# [Your task]
Produce an exact copy of the lines from the line containing "What does this" through the last line of the entries below, and only those lines.
[BEGIN Data records]
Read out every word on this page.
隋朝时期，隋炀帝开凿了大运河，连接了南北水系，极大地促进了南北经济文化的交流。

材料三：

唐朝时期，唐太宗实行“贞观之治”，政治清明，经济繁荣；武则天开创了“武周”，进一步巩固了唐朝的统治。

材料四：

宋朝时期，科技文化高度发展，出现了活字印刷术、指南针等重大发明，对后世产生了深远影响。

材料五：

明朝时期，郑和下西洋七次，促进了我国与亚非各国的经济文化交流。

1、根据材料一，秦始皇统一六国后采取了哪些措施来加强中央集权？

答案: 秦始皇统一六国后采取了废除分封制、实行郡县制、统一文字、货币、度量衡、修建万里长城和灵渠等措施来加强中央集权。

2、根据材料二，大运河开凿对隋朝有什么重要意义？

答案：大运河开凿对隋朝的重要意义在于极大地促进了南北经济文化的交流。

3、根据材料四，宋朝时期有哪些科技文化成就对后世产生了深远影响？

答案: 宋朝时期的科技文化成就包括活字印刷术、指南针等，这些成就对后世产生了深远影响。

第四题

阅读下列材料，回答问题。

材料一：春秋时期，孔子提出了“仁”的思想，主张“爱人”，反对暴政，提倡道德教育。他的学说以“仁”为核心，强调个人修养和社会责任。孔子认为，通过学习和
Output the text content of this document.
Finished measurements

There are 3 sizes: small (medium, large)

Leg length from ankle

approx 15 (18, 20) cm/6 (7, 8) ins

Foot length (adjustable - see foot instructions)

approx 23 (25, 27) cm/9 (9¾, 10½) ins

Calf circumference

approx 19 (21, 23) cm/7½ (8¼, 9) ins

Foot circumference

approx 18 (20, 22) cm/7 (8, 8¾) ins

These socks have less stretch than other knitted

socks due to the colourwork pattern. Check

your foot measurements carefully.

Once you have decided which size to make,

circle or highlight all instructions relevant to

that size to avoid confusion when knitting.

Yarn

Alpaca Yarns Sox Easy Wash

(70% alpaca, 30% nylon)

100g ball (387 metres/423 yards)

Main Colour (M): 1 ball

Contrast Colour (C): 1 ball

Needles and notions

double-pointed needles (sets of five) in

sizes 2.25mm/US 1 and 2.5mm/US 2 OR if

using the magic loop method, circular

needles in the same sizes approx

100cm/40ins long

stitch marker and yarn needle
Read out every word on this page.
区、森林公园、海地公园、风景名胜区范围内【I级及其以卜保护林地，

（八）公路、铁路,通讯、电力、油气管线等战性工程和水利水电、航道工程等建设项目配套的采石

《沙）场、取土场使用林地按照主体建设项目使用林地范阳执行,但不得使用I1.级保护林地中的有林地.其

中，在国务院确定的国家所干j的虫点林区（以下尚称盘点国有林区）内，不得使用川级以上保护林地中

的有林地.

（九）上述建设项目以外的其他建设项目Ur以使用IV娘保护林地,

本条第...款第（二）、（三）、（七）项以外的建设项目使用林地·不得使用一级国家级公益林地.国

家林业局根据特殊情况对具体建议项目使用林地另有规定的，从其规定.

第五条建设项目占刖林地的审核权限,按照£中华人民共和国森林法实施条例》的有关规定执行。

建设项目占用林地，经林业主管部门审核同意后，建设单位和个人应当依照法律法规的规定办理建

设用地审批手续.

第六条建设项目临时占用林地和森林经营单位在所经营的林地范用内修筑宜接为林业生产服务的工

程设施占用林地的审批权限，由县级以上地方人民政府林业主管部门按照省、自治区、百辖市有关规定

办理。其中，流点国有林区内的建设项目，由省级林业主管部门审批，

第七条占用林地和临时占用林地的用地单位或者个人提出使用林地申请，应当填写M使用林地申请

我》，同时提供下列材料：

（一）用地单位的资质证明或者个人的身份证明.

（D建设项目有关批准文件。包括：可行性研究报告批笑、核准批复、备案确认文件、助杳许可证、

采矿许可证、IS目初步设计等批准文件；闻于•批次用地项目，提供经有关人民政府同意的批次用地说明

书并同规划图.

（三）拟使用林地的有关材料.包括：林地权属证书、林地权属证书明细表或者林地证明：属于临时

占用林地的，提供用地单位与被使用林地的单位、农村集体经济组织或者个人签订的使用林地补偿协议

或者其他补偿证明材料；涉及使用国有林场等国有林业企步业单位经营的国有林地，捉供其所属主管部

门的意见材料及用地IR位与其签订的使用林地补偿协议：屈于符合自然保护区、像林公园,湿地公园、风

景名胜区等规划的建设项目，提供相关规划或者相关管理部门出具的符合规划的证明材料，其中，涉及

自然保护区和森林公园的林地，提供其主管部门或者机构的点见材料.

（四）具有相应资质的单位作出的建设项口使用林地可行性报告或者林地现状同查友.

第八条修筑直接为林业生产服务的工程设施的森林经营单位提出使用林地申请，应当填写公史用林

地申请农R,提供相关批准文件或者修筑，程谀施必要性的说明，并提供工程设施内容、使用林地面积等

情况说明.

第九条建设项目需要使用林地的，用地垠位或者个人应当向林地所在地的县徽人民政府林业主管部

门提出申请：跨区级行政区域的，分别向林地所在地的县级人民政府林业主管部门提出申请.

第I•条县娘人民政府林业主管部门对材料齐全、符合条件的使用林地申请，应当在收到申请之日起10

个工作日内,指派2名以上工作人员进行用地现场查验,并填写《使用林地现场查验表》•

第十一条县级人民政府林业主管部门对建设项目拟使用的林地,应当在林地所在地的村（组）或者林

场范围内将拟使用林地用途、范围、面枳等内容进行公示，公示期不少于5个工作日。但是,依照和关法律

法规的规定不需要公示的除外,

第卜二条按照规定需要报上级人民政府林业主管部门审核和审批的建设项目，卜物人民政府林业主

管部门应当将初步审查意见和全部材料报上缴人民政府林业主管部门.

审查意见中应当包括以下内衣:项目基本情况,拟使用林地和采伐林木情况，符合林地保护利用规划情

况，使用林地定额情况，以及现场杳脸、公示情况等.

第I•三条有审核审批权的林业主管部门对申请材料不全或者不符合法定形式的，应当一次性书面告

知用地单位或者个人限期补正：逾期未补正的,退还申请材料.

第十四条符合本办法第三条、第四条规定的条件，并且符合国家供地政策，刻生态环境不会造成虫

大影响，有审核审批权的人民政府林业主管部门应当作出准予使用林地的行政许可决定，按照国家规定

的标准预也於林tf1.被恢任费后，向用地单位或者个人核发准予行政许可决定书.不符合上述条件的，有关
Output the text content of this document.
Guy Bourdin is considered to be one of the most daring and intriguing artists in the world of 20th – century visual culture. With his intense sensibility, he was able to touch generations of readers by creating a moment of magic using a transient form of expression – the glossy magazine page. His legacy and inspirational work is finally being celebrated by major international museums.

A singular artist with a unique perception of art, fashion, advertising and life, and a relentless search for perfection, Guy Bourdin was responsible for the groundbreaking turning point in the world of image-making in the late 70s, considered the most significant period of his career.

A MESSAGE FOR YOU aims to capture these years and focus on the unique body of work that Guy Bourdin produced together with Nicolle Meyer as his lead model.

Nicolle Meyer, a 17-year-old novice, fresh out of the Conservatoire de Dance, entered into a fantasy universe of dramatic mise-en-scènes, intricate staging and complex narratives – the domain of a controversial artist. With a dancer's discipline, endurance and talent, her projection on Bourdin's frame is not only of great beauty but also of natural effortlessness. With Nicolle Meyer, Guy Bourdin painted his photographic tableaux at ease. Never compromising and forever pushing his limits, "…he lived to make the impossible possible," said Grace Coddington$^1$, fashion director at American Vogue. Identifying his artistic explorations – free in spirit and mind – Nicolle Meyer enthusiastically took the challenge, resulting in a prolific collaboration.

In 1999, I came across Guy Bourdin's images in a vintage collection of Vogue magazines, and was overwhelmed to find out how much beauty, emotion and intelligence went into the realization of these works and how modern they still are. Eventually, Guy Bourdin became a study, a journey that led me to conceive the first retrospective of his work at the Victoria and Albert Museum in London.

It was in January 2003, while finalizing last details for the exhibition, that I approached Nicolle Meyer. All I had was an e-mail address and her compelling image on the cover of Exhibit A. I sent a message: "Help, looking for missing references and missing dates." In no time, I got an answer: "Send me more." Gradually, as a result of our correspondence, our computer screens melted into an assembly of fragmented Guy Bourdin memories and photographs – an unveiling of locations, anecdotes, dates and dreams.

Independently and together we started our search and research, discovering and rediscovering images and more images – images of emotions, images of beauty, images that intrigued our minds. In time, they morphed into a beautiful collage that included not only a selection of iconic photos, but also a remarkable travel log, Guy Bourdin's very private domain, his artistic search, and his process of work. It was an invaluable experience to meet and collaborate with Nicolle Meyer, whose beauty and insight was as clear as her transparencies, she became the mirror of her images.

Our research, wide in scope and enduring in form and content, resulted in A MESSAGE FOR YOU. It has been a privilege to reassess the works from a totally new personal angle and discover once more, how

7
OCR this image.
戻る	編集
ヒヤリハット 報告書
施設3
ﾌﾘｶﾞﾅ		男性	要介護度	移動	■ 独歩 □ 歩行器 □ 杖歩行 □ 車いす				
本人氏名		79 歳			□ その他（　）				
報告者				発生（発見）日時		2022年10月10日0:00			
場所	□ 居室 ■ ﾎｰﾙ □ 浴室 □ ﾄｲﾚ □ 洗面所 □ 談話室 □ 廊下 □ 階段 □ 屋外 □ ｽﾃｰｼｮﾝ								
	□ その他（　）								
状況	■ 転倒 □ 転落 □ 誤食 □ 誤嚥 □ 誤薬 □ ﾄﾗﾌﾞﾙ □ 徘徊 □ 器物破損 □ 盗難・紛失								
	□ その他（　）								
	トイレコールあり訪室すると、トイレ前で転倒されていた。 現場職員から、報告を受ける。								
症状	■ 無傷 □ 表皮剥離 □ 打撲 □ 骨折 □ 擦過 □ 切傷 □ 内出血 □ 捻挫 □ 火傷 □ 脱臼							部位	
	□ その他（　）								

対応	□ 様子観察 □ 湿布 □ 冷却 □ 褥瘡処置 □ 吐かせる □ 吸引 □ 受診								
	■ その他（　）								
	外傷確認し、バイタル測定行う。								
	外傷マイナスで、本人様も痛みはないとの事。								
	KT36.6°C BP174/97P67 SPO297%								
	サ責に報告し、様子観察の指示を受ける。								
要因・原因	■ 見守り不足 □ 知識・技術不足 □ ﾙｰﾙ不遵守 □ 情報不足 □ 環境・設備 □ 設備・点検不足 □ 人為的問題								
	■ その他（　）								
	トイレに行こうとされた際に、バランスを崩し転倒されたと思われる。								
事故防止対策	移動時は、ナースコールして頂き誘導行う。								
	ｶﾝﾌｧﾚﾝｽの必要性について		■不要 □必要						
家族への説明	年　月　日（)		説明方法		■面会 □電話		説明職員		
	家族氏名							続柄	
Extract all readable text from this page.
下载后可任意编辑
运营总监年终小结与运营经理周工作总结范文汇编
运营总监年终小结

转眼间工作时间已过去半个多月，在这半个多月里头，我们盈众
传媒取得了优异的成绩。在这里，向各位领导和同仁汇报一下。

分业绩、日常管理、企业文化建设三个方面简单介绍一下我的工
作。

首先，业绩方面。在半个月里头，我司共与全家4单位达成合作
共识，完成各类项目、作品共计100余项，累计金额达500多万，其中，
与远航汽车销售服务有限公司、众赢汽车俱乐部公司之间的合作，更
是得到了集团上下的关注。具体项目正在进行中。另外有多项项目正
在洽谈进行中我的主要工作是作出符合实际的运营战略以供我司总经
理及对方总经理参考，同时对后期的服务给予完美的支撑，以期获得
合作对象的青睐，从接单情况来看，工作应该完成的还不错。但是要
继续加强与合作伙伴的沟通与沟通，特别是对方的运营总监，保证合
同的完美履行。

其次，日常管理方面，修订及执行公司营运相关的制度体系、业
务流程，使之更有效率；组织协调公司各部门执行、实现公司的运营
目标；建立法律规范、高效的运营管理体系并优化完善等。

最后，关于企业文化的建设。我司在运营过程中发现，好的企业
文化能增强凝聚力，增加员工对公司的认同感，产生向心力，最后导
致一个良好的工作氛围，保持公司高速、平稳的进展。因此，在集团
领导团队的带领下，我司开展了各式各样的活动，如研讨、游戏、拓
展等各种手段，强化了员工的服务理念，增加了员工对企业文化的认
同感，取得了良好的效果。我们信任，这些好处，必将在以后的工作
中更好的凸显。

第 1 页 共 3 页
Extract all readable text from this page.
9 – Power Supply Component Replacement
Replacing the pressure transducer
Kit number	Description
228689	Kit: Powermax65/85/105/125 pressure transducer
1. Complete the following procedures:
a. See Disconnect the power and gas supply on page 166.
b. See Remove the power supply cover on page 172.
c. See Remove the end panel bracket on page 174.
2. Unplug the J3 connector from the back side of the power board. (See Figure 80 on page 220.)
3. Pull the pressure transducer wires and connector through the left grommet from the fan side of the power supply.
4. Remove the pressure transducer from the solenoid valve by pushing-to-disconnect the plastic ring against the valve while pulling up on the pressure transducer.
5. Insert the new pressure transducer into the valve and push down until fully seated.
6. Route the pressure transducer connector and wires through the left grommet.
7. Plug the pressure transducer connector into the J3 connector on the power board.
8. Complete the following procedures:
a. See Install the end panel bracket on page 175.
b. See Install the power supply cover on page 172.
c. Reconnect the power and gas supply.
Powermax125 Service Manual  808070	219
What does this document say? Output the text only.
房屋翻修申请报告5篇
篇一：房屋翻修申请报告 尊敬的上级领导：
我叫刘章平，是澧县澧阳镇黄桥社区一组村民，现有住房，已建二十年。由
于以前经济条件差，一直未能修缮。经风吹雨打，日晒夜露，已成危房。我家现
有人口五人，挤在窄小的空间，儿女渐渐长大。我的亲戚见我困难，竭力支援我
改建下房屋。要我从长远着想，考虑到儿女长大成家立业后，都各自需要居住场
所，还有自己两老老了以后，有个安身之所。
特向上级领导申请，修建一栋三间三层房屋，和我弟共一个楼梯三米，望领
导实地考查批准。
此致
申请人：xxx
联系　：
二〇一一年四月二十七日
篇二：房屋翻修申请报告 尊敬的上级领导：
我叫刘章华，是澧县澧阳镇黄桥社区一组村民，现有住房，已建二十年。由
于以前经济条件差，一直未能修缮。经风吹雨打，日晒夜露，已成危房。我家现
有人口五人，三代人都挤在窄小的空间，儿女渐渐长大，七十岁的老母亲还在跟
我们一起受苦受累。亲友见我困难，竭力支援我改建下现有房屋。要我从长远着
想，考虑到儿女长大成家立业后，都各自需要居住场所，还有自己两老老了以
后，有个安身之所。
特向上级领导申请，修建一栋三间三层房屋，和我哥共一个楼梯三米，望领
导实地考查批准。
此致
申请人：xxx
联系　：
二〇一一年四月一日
[END Data records]
# [Task answer]
What does this document say? Output the text only.
房屋翻修申请报告5篇
篇一：房屋翻修申请报告 尊敬的上级领导：
我叫刘章平，是澧县澧阳镇黄桥社区一组村民，现有住房，已建二十年。由
于以前经济条件差，一直未能修缮。经风吹雨打，日晒夜露，已成危房。我家现
有人口五人，挤在窄小的空间，儿女渐渐长大。我的亲戚见我困难，竭力支援我
改建下房屋。要我从长远着想，考虑到儿女长大成家立业后，都各自需要居住场
所，还有自己两老老了以后，有个安身之所。
特向上级领导申请，修建一栋三间三层房屋，和我弟共一个楼梯三米，望领
导实地考查批准。
此致
申请人：xxx
联系　：
二〇一一年四月二十七日
篇二：房屋翻修申请报告 尊敬的上级领导：
我叫刘章华，是澧县澧阳镇黄桥社区一组村民，现有住房，已建二十年。由
于以前经济条件差，一直未能修缮。经风吹雨打，日晒夜露，已成危房。我家现
有人口五人，三代人都挤在窄小的空间，儿女渐渐长大，七十岁的老母亲还在跟
我们一起受苦受累。亲友见我困难，竭力支援我改建下现有房屋。要我从长远着
想，考虑到儿女长大成家立业后，都各自需要居住场所，还有自己两老老了以
后，有个安身之所。
特向上级领导申请，修建一栋三间三层房屋，和我哥共一个楼梯三米，望领
导实地考查批准。
此致
申请人：xxx
联系　：
二〇一一年四月一日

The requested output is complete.